RECORDS SHOWN
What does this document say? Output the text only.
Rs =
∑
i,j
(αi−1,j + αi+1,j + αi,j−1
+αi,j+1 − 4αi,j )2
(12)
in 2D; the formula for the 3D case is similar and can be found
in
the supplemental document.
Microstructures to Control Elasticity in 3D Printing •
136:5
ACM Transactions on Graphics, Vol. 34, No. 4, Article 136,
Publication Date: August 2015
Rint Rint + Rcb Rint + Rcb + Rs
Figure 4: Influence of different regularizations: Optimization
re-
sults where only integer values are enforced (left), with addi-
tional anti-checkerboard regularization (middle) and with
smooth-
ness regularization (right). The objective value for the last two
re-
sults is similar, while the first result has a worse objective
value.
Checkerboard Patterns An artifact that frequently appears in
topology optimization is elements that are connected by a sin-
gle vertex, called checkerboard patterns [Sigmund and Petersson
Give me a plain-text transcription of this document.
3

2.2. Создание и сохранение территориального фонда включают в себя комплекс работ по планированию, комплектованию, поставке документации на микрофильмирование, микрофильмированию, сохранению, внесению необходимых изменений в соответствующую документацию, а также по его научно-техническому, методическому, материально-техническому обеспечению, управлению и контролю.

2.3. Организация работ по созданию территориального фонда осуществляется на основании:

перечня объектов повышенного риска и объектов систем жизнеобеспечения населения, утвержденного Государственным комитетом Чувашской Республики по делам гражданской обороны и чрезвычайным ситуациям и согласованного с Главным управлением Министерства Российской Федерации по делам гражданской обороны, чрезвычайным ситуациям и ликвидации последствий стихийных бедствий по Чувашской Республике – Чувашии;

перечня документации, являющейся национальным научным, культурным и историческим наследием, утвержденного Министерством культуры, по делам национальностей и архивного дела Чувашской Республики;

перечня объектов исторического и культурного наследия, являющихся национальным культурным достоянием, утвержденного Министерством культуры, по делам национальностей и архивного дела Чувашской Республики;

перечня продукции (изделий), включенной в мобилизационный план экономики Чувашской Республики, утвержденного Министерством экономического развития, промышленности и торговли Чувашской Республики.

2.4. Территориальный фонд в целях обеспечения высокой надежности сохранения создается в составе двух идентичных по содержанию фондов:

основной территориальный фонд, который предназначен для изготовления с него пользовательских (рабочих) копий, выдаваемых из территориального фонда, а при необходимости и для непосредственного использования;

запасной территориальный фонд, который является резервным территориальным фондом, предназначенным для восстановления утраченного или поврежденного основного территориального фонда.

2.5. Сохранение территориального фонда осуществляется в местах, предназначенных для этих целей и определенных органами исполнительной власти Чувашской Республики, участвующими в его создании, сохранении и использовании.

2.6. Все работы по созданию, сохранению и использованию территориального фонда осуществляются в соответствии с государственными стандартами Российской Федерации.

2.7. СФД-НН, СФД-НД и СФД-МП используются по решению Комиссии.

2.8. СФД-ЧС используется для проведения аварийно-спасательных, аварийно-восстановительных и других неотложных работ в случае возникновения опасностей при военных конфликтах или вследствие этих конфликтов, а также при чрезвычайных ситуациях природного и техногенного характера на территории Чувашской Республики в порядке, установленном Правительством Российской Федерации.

WHAT IS EXPECTED
Reproduce the records above exactly as they appear.

FULL RESPONSE
What does this document say? Output the text only.
Rs =
∑
i,j
(αi−1,j + αi+1,j + αi,j−1
+αi,j+1 − 4αi,j )2
(12)
in 2D; the formula for the 3D case is similar and can be found
in
the supplemental document.
Microstructures to Control Elasticity in 3D Printing •
136:5
ACM Transactions on Graphics, Vol. 34, No. 4, Article 136,
Publication Date: August 2015
Rint Rint + Rcb Rint + Rcb + Rs
Figure 4: Influence of different regularizations: Optimization
re-
sults where only integer values are enforced (left), with addi-
tional anti-checkerboard regularization (middle) and with
smooth-
ness regularization (right). The objective value for the last two
re-
sults is similar, while the first result has a worse objective
value.
Checkerboard Patterns An artifact that frequently appears in
topology optimization is elements that are connected by a sin-
gle vertex, called checkerboard patterns [Sigmund and Petersson
Give me a plain-text transcription of this document.
3

2.2. Создание и сохранение территориального фонда включают в себя комплекс работ по планированию, комплектованию, поставке документации на микрофильмирование, микрофильмированию, сохранению, внесению необходимых изменений в соответствующую документацию, а также по его научно-техническому, методическому, материально-техническому обеспечению, управлению и контролю.

2.3. Организация работ по созданию территориального фонда осуществляется на основании:

перечня объектов повышенного риска и объектов систем жизнеобеспечения населения, утвержденного Государственным комитетом Чувашской Республики по делам гражданской обороны и чрезвычайным ситуациям и согласованного с Главным управлением Министерства Российской Федерации по делам гражданской обороны, чрезвычайным ситуациям и ликвидации последствий стихийных бедствий по Чувашской Республике – Чувашии;

перечня документации, являющейся национальным научным, культурным и историческим наследием, утвержденного Министерством культуры, по делам национальностей и архивного дела Чувашской Республики;

перечня объектов исторического и культурного наследия, являющихся национальным культурным достоянием, утвержденного Министерством культуры, по делам национальностей и архивного дела Чувашской Республики;

перечня продукции (изделий), включенной в мобилизационный план экономики Чувашской Республики, утвержденного Министерством экономического развития, промышленности и торговли Чувашской Республики.

2.4. Территориальный фонд в целях обеспечения высокой надежности сохранения создается в составе двух идентичных по содержанию фондов:

основной территориальный фонд, который предназначен для изготовления с него пользовательских (рабочих) копий, выдаваемых из территориального фонда, а при необходимости и для непосредственного использования;

запасной территориальный фонд, который является резервным территориальным фондом, предназначенным для восстановления утраченного или поврежденного основного территориального фонда.

2.5. Сохранение территориального фонда осуществляется в местах, предназначенных для этих целей и определенных органами исполнительной власти Чувашской Республики, участвующими в его создании, сохранении и использовании.

2.6. Все работы по созданию, сохранению и использованию территориального фонда осуществляются в соответствии с государственными стандартами Российской Федерации.

2.7. СФД-НН, СФД-НД и СФД-МП используются по решению Комиссии.

2.8. СФД-ЧС используется для проведения аварийно-спасательных, аварийно-восстановительных и других неотложных работ в случае возникновения опасностей при военных конфликтах или вследствие этих конфликтов, а также при чрезвычайных ситуациях природного и техногенного характера на территории Чувашской Республики в порядке, установленном Правительством Российской Федерации.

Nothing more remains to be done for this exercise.